◆ **WHAT IS NEEDED**
Copy each line in which the string "одного" occurs.

Data excerpts
□ □ □ □ □

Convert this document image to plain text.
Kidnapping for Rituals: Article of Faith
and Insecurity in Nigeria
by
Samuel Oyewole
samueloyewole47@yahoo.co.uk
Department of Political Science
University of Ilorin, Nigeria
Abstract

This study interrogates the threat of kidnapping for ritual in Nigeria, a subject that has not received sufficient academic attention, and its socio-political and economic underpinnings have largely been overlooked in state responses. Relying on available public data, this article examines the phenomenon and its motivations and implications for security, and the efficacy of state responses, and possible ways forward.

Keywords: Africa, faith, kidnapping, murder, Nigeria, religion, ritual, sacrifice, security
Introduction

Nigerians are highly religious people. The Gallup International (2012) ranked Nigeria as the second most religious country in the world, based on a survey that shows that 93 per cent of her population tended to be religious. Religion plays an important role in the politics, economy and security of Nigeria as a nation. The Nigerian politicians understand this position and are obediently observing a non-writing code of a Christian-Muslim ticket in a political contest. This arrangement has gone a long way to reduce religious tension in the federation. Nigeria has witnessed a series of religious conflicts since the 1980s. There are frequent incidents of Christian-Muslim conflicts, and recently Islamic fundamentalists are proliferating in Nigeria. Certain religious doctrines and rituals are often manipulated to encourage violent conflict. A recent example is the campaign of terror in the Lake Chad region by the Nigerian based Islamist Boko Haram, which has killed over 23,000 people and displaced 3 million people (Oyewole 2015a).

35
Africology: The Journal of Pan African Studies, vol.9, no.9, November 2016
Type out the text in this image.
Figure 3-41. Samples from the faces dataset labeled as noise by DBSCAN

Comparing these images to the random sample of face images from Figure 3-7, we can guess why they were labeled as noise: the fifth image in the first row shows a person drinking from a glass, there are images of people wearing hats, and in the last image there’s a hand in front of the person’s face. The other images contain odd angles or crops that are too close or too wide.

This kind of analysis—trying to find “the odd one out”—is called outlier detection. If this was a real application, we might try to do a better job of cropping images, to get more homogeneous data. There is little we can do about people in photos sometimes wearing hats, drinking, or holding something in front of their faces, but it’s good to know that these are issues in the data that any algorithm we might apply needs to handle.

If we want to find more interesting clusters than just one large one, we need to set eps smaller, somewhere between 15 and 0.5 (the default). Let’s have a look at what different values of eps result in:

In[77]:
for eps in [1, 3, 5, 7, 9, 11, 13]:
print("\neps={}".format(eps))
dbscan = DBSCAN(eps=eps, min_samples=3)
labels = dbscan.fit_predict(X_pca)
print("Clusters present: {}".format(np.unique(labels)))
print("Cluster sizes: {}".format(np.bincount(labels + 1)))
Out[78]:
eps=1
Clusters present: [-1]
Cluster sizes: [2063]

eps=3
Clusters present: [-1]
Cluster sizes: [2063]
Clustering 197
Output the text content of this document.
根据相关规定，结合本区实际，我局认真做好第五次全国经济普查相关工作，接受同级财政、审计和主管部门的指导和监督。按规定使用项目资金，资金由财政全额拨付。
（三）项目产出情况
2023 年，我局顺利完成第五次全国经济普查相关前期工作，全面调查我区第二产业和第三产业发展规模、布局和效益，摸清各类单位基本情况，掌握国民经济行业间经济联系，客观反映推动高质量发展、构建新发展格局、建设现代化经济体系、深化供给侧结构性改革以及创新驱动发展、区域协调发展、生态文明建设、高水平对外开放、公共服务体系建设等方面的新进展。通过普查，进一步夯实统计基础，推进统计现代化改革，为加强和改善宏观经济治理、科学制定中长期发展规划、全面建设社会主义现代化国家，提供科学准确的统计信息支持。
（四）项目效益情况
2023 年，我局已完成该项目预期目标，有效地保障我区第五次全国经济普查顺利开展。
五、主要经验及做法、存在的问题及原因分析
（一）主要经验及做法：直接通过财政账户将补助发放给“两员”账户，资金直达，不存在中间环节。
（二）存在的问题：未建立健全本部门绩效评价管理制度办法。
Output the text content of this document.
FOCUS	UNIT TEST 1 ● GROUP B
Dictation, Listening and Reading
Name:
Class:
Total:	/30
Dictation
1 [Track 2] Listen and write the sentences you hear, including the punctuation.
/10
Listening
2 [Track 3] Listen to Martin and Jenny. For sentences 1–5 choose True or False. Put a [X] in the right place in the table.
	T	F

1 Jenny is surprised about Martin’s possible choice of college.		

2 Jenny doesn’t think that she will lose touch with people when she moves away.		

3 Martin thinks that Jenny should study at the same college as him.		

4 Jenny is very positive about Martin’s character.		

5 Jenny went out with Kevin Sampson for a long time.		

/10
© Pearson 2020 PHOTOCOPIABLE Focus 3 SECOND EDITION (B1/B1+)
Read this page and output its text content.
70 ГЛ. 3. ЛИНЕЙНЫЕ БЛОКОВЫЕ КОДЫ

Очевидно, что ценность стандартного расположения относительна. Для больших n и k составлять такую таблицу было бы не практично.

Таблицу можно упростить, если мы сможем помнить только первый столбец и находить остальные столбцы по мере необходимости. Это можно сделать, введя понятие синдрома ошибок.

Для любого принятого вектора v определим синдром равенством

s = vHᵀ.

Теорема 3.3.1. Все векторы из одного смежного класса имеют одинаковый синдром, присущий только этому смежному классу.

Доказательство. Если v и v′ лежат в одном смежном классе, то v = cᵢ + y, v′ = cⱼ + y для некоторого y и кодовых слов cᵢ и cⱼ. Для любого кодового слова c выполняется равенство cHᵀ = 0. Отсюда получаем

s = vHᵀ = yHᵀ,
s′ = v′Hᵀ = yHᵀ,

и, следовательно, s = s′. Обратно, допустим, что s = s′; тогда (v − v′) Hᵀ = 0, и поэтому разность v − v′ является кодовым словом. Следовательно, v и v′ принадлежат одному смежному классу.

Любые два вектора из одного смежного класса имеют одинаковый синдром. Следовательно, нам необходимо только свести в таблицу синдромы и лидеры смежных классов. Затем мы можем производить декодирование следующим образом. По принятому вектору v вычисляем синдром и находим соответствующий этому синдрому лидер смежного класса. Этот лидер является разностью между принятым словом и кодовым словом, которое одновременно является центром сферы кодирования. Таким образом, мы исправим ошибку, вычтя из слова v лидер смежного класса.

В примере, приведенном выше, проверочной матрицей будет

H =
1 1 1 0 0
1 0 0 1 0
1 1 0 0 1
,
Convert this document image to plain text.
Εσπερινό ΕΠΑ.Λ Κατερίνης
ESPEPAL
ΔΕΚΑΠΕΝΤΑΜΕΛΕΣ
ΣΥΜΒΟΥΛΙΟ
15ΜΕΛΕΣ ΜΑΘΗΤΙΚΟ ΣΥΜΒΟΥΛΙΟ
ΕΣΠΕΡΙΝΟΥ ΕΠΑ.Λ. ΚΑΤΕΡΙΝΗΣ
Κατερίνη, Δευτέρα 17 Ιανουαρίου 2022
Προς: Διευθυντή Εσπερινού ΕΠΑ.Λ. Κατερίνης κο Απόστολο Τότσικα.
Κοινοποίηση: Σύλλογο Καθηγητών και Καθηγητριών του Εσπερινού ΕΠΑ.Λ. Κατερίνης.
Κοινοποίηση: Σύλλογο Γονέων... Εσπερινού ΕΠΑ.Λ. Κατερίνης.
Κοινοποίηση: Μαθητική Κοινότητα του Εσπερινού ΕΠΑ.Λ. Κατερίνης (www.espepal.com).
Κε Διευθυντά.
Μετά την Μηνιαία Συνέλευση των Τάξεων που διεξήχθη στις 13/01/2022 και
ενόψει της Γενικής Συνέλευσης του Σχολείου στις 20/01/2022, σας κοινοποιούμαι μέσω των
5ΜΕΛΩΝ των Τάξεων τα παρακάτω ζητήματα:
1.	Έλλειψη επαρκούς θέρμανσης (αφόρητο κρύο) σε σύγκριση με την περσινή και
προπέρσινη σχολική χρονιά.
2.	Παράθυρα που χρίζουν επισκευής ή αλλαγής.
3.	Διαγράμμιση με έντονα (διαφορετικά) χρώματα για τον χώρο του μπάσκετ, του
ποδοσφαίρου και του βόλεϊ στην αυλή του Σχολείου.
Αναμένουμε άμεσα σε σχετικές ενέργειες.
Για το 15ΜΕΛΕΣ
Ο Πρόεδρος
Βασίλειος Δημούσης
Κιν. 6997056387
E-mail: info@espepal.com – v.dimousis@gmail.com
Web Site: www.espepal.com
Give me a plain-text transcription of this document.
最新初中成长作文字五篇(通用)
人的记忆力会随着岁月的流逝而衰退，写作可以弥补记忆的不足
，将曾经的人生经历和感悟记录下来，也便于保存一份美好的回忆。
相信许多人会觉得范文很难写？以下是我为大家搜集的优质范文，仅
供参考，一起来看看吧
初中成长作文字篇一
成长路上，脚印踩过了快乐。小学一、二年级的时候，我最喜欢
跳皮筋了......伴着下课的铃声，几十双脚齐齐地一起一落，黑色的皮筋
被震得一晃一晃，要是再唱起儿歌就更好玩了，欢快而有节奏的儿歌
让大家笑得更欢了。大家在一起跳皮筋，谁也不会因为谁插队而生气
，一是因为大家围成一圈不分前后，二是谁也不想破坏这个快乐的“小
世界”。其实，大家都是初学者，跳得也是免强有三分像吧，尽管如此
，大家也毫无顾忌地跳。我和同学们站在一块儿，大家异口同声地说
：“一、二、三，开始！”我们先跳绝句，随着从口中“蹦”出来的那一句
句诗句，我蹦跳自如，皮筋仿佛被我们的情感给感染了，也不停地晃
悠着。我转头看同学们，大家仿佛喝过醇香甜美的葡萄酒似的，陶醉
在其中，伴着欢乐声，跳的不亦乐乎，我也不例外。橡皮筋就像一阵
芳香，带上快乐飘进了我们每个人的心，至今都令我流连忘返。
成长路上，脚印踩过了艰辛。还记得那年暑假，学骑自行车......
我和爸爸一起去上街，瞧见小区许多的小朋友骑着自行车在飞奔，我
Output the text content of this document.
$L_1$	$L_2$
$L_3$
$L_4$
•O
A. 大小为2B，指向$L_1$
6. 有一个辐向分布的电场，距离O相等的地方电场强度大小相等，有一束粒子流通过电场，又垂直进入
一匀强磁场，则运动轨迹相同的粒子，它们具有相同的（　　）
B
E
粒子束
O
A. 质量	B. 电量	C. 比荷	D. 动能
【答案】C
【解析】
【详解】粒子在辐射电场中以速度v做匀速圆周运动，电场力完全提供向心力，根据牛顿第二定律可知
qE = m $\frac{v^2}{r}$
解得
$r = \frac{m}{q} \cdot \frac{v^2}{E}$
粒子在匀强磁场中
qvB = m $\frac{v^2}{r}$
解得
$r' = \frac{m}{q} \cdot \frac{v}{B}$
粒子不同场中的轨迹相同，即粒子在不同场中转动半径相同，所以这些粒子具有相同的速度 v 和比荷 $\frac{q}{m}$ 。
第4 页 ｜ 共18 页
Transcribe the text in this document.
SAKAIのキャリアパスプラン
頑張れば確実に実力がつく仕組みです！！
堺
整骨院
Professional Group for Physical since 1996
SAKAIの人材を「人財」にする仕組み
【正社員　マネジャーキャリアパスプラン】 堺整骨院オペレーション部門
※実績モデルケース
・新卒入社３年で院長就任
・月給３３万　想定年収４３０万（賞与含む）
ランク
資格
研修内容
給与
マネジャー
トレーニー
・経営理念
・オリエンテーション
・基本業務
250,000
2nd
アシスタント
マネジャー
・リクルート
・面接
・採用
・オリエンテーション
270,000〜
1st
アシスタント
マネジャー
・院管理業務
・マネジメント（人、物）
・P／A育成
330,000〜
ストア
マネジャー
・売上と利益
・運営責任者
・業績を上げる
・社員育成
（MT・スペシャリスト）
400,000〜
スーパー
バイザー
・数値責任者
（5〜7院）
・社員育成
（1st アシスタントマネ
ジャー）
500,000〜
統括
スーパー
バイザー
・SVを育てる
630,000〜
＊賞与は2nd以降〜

□ □ □ □ □

◆ **RESPONSE**
Теорема 3.3.1. Все векторы из одного смежного класса имеют одинаковый синдром, присущий только этому смежному классу.
Любые два вектора из одного смежного класса имеют одинаковый синдром. Следовательно, нам необходимо только свести в таблицу синдромы и лидеры смежных классов. Затем мы можем производить декодирование следующим образом. По принятому вектору v вычисляем синдром и находим соответствующий этому синдрому лидер смежного класса. Этот лидер является разностью между принятым словом и кодовым словом, которое одновременно является центром сферы кодирования. Таким образом, мы исправим ошибку, вычтя из слова v лидер смежного класса.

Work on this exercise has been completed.